** Begin EXCERPTED DATA **

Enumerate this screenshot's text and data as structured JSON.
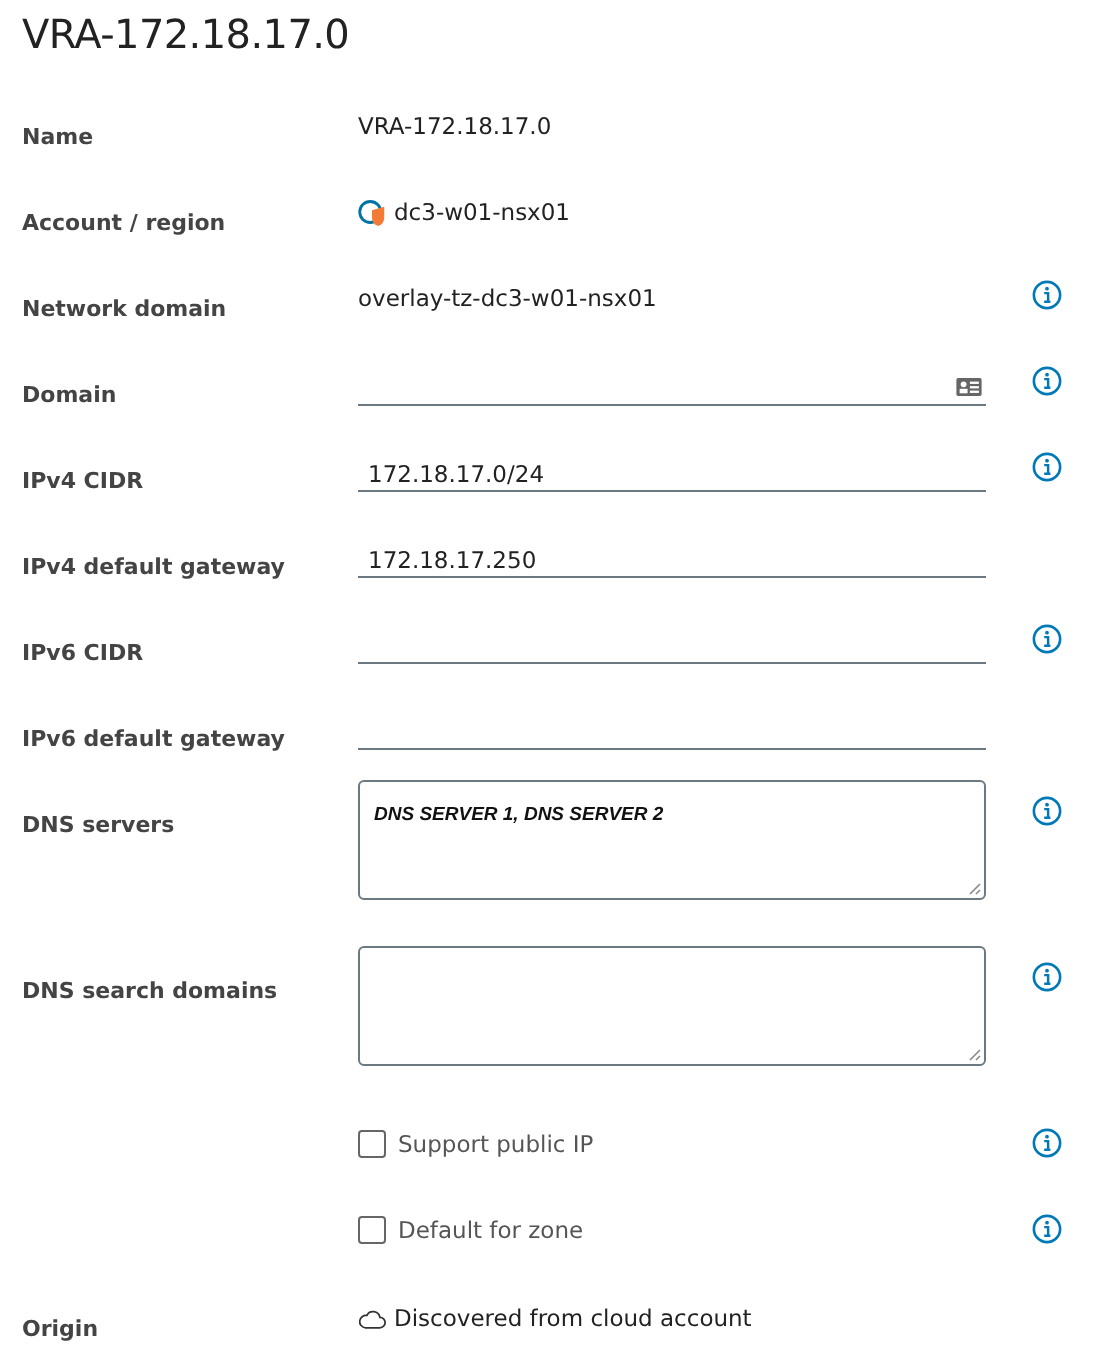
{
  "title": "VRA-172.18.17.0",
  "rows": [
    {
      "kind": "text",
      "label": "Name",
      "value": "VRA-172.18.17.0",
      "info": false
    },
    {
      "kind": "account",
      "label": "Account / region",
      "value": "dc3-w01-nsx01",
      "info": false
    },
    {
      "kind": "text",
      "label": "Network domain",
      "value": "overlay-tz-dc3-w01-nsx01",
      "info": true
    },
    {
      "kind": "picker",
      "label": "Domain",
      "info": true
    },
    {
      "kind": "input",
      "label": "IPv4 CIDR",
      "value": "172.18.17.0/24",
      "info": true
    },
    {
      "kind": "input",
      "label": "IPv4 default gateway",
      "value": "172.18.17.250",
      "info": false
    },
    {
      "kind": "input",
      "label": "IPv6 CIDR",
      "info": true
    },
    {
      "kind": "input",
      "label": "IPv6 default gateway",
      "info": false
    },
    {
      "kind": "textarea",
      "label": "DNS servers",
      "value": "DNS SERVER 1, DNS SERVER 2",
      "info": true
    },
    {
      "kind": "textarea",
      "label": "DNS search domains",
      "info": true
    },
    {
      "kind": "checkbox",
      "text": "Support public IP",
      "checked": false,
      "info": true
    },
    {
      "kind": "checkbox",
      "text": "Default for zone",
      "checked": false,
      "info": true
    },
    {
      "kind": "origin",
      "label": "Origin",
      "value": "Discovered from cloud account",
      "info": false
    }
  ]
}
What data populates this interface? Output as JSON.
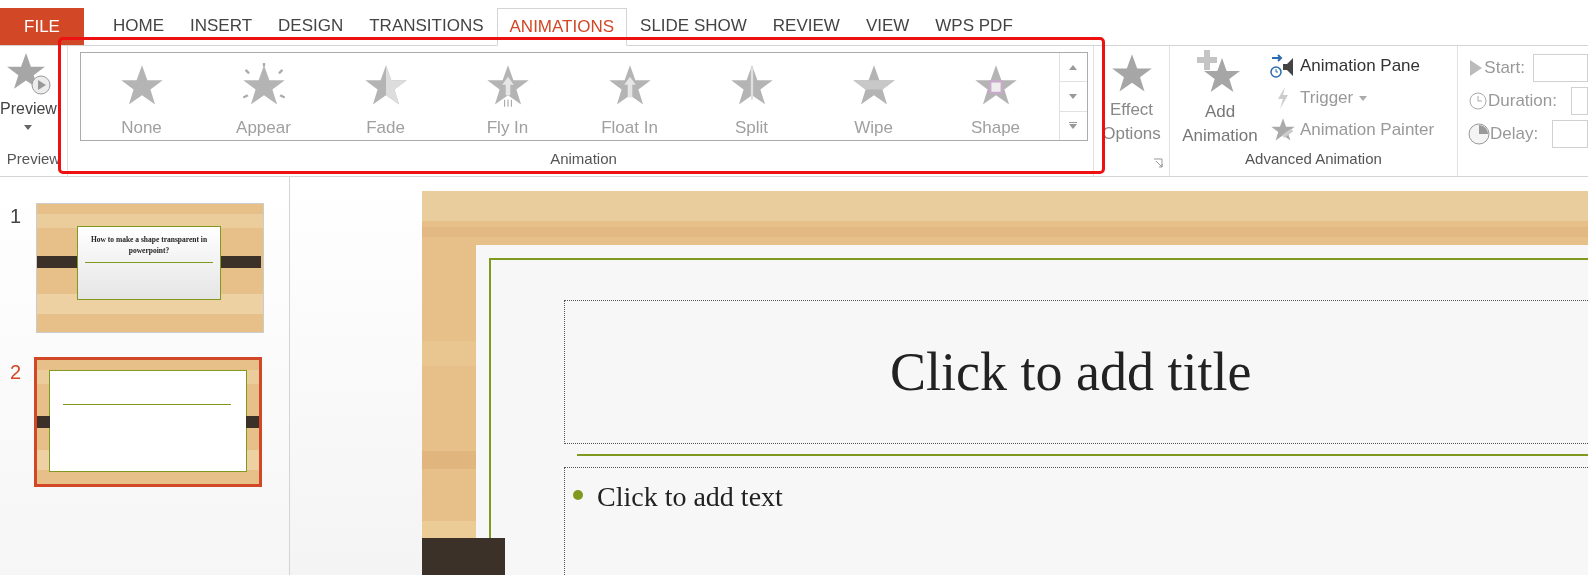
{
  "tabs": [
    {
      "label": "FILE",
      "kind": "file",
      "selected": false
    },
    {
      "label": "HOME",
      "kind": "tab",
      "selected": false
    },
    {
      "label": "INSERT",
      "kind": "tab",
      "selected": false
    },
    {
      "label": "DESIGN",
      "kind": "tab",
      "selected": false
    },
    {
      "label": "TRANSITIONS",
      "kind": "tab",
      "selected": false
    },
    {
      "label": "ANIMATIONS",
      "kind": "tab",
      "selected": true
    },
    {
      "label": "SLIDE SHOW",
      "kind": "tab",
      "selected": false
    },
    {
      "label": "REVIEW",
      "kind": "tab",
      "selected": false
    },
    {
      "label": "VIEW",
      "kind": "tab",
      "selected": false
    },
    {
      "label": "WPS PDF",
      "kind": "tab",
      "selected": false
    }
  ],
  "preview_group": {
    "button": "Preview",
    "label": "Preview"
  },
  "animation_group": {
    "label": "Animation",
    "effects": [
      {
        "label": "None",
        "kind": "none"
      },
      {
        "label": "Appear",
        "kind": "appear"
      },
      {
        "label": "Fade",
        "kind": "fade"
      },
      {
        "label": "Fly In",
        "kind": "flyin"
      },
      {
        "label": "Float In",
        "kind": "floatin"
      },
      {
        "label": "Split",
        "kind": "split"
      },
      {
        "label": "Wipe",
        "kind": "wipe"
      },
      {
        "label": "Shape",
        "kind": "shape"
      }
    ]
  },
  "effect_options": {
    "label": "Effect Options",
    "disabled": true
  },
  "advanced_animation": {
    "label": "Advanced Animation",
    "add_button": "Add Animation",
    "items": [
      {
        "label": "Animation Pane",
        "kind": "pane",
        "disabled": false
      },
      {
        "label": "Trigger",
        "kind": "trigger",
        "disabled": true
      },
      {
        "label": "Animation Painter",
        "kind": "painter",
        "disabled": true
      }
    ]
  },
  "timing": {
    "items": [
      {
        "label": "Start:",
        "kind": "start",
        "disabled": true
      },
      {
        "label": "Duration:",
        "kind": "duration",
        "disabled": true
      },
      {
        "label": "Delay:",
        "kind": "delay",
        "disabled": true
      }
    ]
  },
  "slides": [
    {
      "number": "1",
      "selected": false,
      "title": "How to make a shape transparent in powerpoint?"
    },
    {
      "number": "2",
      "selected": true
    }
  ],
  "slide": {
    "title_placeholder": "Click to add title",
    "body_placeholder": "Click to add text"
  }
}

** End EXCERPTED DATA **
** Begin EXCERPTED DATA **

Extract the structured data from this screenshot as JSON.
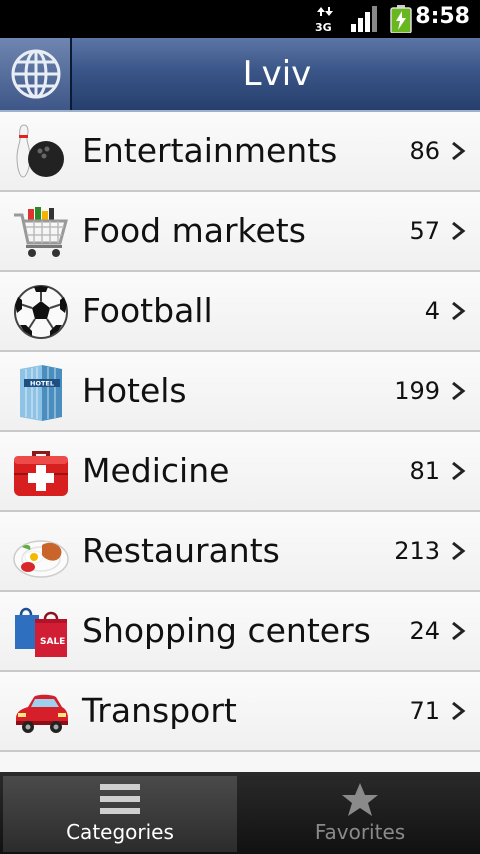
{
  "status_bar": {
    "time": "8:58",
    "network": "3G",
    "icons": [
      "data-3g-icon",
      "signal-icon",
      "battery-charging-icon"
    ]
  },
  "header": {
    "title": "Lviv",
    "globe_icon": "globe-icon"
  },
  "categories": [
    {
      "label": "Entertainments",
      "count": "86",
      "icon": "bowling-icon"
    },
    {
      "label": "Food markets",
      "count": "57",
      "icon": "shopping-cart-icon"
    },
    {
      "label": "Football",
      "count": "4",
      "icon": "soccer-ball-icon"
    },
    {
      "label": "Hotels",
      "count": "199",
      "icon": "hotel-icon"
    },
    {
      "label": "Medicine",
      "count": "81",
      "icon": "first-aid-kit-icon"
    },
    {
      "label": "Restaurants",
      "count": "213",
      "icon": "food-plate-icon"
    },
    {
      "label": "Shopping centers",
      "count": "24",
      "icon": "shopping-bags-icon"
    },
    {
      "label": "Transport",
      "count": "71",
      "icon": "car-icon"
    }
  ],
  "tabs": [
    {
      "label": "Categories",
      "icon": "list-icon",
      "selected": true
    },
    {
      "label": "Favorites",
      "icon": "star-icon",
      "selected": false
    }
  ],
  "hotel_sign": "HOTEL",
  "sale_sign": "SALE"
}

** End EXCERPTED DATA **
** Begin EXCERPTED DATA **

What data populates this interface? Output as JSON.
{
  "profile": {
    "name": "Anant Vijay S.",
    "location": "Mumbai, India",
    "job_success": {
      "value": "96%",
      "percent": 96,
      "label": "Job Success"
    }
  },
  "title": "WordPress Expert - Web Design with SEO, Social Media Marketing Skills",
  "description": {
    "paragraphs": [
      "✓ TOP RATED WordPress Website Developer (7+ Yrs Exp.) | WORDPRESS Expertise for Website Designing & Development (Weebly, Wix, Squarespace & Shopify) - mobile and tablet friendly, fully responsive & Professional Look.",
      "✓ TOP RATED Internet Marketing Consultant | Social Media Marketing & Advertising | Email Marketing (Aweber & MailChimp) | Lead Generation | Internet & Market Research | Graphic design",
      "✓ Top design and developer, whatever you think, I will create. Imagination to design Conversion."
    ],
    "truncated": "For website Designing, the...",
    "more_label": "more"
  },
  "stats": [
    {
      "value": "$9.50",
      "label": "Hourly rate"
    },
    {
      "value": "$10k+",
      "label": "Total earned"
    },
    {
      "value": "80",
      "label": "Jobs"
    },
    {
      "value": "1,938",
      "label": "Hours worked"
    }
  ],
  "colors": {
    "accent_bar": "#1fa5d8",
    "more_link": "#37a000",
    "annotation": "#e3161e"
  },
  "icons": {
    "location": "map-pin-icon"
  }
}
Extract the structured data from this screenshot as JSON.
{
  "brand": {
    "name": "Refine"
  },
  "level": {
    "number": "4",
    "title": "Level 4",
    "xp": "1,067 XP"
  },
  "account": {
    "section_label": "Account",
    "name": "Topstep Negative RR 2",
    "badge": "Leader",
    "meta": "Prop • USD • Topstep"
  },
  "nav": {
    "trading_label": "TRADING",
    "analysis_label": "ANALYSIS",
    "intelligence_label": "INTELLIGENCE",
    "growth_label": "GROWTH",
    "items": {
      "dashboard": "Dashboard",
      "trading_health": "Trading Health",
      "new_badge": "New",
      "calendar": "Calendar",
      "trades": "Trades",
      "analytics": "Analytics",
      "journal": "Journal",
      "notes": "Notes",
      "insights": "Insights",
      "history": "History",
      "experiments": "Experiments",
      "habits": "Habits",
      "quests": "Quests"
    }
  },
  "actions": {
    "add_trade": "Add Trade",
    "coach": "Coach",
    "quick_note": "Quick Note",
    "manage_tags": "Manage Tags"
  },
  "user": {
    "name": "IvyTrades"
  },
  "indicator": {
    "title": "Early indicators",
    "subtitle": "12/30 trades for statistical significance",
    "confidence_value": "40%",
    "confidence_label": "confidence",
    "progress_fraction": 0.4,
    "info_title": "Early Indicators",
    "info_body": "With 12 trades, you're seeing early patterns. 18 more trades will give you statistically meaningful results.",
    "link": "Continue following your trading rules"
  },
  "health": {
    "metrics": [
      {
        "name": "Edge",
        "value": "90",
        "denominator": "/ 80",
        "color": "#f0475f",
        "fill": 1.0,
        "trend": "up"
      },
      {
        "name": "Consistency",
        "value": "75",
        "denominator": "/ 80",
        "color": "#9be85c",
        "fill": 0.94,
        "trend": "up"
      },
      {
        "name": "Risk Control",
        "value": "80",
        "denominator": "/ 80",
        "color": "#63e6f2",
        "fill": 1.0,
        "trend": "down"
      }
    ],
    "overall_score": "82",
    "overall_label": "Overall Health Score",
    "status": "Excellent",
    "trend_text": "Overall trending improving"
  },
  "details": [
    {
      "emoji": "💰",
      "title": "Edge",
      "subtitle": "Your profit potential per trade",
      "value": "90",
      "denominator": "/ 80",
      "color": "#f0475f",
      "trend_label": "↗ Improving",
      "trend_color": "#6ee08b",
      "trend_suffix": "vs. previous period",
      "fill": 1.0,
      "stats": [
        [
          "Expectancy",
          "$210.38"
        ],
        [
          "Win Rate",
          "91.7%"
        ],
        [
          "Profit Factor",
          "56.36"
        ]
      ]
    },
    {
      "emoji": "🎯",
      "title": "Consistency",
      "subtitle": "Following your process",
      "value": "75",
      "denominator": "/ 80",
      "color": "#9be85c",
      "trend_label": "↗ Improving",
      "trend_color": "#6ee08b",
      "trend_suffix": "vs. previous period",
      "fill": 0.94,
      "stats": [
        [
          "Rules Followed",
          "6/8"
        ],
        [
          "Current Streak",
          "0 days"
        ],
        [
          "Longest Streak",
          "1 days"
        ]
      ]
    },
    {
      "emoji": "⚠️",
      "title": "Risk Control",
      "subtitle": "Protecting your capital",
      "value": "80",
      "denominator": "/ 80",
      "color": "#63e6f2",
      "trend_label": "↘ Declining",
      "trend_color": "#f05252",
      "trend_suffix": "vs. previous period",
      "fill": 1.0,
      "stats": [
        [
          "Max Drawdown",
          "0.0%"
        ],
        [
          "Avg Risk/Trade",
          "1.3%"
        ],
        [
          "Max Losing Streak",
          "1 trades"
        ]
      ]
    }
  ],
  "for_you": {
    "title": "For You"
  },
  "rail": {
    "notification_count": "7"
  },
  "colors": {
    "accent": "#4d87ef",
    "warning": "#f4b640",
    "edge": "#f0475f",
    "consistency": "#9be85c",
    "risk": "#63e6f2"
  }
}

** End EXCERPTED DATA **

[TASK STATEMENT] Gather all lines from the listing above in which "Media" occurs.

[EXERCISE SOLUTION]
  "title": "WordPress Expert - Web Design with SEO, Social Media Marketing Skills",
      "✓ TOP RATED Internet Marketing Consultant | Social Media Marketing & Advertising | Email Marketing (Aweber & MailChimp) | Lead Generation | Internet & Market Research | Graphic design",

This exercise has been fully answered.